STATED TASK -
Pick out each line containing the string "及地下室车库工程" and copy it.

GIVEN RECORDS -
================================
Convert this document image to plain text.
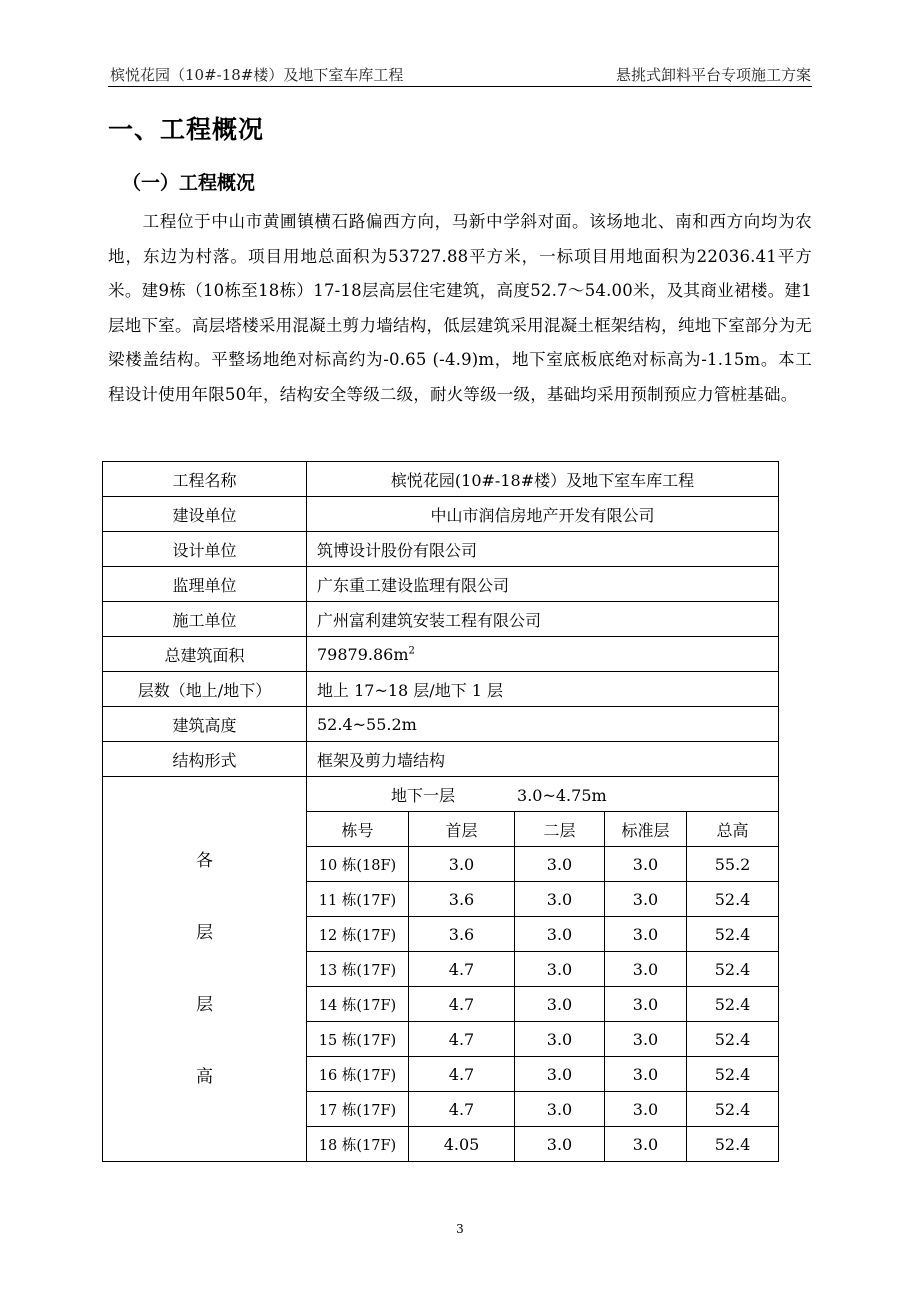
槟悦花园（10#-18#楼）及地下室车库工程	悬挑式卸料平台专项施工方案
一、工程概况
（一）工程概况

工程位于中山市黄圃镇横石路偏西方向，马新中学斜对面。该场地北、南和西方向均为农地，东边为村落。项目用地总面积为53727.88平方米，一标项目用地面积为22036.41平方米。建9栋（10栋至18栋）17-18层高层住宅建筑，高度52.7～54.00米，及其商业裙楼。建1层地下室。高层塔楼采用混凝土剪力墙结构，低层建筑采用混凝土框架结构，纯地下室部分为无梁楼盖结构。平整场地绝对标高约为-0.65 (-4.9)m，地下室底板底绝对标高为-1.15m。本工程设计使用年限50年，结构安全等级二级，耐火等级一级，基础均采用预制预应力管桩基础。

工程名称	槟悦花园(10#-18#楼）及地下室车库工程				
建设单位	中山市润信房地产开发有限公司				
设计单位	筑博设计股份有限公司				
监理单位	广东重工建设监理有限公司				
施工单位	广州富利建筑安装工程有限公司				
总建筑面积	$79879.86m^2$
层数（地上/地下）	地上 17~18 层/地下 1 层				
建筑高度	52.4~55.2m				
结构形式	框架及剪力墙结构				

各
层
层
高	地下一层 3.0~4.75m				
	栋号	首层	二层	标准层	总高
	10 栋(18F)	3.0	3.0	3.0	55.2
	11 栋(17F)	3.6	3.0	3.0	52.4
	12 栋(17F)	3.6	3.0	3.0	52.4
	13 栋(17F)	4.7	3.0	3.0	52.4
	14 栋(17F)	4.7	3.0	3.0	52.4
	15 栋(17F)	4.7	3.0	3.0	52.4
	16 栋(17F)	4.7	3.0	3.0	52.4
	17 栋(17F)	4.7	3.0	3.0	52.4
	18 栋(17F)	4.05	3.0	3.0	52.4
3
================================
SOLUTION TO THIS EXERCISE -
槟悦花园（10#-18#楼）及地下室车库工程	悬挑式卸料平台专项施工方案
工程名称	槟悦花园(10#-18#楼）及地下室车库工程				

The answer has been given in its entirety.